* **Data excerpts**:

START

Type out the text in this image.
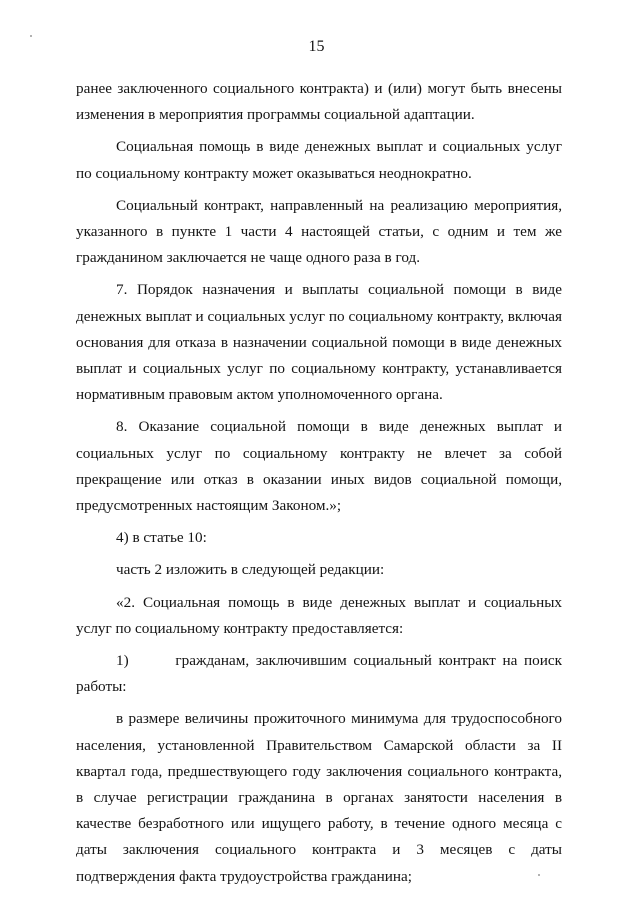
15

ранее заключенного социального контракта) и (или) могут быть внесены изменения в мероприятия программы социальной адаптации.

Социальная помощь в виде денежных выплат и социальных услуг по социальному контракту может оказываться неоднократно.

Социальный контракт, направленный на реализацию мероприятия, указанного в пункте 1 части 4 настоящей статьи, с одним и тем же гражданином заключается не чаще одного раза в год.

7. Порядок назначения и выплаты социальной помощи в виде денежных выплат и социальных услуг по социальному контракту, включая основания для отказа в назначении социальной помощи в виде денежных выплат и социальных услуг по социальному контракту, устанавливается нормативным правовым актом уполномоченного органа.

8. Оказание социальной помощи в виде денежных выплат и социальных услуг по социальному контракту не влечет за собой прекращение или отказ в оказании иных видов социальной помощи, предусмотренных настоящим Законом.»;

4) в статье 10:

часть 2 изложить в следующей редакции:

«2. Социальная помощь в виде денежных выплат и социальных услуг по социальному контракту предоставляется:

1)       гражданам, заключившим социальный контракт на поиск работы:

в размере величины прожиточного минимума для трудоспособного населения, установленной Правительством Самарской области за II квартал года, предшествующего году заключения социального контракта, в случае регистрации гражданина в органах занятости населения в качестве безработного или ищущего работу, в течение одного месяца с даты заключения социального контракта и 3 месяцев с даты подтверждения факта трудоустройства гражданина;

END

* **WRITTEN INSTRUCTION**: Select every line of the records holding the string "денежных".

* **RESULT OF THIS EXERCISE**:
Социальная помощь в виде денежных выплат и социальных услуг по социальному контракту может оказываться неоднократно.
7. Порядок назначения и выплаты социальной помощи в виде денежных выплат и социальных услуг по социальному контракту, включая основания для отказа в назначении социальной помощи в виде денежных выплат и социальных услуг по социальному контракту, устанавливается нормативным правовым актом уполномоченного органа.
8. Оказание социальной помощи в виде денежных выплат и социальных услуг по социальному контракту не влечет за собой прекращение или отказ в оказании иных видов социальной помощи, предусмотренных настоящим Законом.»;
«2. Социальная помощь в виде денежных выплат и социальных услуг по социальному контракту предоставляется:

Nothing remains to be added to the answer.